• _What is needed_
Write the entries below out again exactly; any picture in them stays out.

• _Record excerpts_
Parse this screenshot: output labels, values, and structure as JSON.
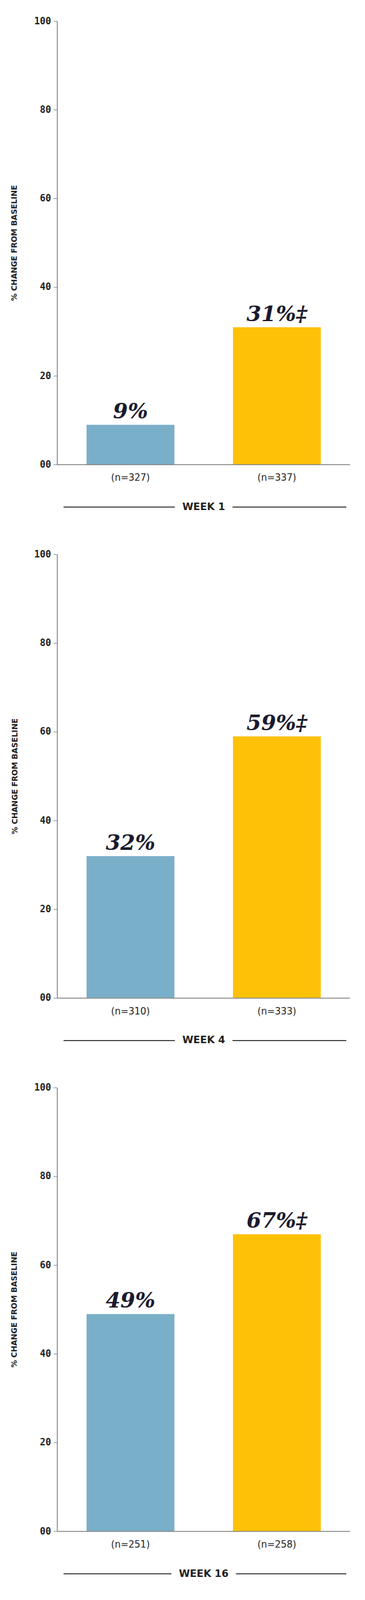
{
  "chart_data": [
    {
      "type": "bar",
      "categories": [
        "(n=327)",
        "(n=337)"
      ],
      "values": [
        9,
        31
      ],
      "value_labels": [
        "9%",
        "31%‡"
      ],
      "colors": [
        "#7aafc9",
        "#ffc107"
      ],
      "y_label": "% CHANGE FROM BASELINE",
      "annotations": [
        "WEEK 1"
      ],
      "ylim": [
        0,
        100
      ],
      "yticks": [
        {
          "value": 0,
          "label": "00"
        },
        20,
        40,
        60,
        80,
        100
      ],
      "grid": false,
      "data_labels": true
    },
    {
      "type": "bar",
      "categories": [
        "(n=310)",
        "(n=333)"
      ],
      "values": [
        32,
        59
      ],
      "value_labels": [
        "32%",
        "59%‡"
      ],
      "colors": [
        "#7aafc9",
        "#ffc107"
      ],
      "y_label": "% CHANGE FROM BASELINE",
      "annotations": [
        "WEEK 4"
      ],
      "ylim": [
        0,
        100
      ],
      "yticks": [
        {
          "value": 0,
          "label": "00"
        },
        20,
        40,
        60,
        80,
        100
      ],
      "grid": false,
      "data_labels": true
    },
    {
      "type": "bar",
      "categories": [
        "(n=251)",
        "(n=258)"
      ],
      "values": [
        49,
        67
      ],
      "value_labels": [
        "49%",
        "67%‡"
      ],
      "colors": [
        "#7aafc9",
        "#ffc107"
      ],
      "y_label": "% CHANGE FROM BASELINE",
      "annotations": [
        "WEEK 16"
      ],
      "ylim": [
        0,
        100
      ],
      "yticks": [
        {
          "value": 0,
          "label": "00"
        },
        20,
        40,
        60,
        80,
        100
      ],
      "grid": false,
      "data_labels": true
    }
  ]
}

• _Finished answer_
Parse this screenshot: output labels, values, and structure as JSON.
{
  "chart_data": [
    {
      "type": "bar",
      "categories": [
        "(n=327)",
        "(n=337)"
      ],
      "values": [
        9,
        31
      ],
      "value_labels": [
        "9%",
        "31%‡"
      ],
      "colors": [
        "#7aafc9",
        "#ffc107"
      ],
      "y_label": "% CHANGE FROM BASELINE",
      "annotations": [
        "WEEK 1"
      ],
      "ylim": [
        0,
        100
      ],
      "yticks": [
        {
          "value": 0,
          "label": "00"
        },
        20,
        40,
        60,
        80,
        100
      ],
      "grid": false,
      "data_labels": true
    },
    {
      "type": "bar",
      "categories": [
        "(n=310)",
        "(n=333)"
      ],
      "values": [
        32,
        59
      ],
      "value_labels": [
        "32%",
        "59%‡"
      ],
      "colors": [
        "#7aafc9",
        "#ffc107"
      ],
      "y_label": "% CHANGE FROM BASELINE",
      "annotations": [
        "WEEK 4"
      ],
      "ylim": [
        0,
        100
      ],
      "yticks": [
        {
          "value": 0,
          "label": "00"
        },
        20,
        40,
        60,
        80,
        100
      ],
      "grid": false,
      "data_labels": true
    },
    {
      "type": "bar",
      "categories": [
        "(n=251)",
        "(n=258)"
      ],
      "values": [
        49,
        67
      ],
      "value_labels": [
        "49%",
        "67%‡"
      ],
      "colors": [
        "#7aafc9",
        "#ffc107"
      ],
      "y_label": "% CHANGE FROM BASELINE",
      "annotations": [
        "WEEK 16"
      ],
      "ylim": [
        0,
        100
      ],
      "yticks": [
        {
          "value": 0,
          "label": "00"
        },
        20,
        40,
        60,
        80,
        100
      ],
      "grid": false,
      "data_labels": true
    }
  ]
}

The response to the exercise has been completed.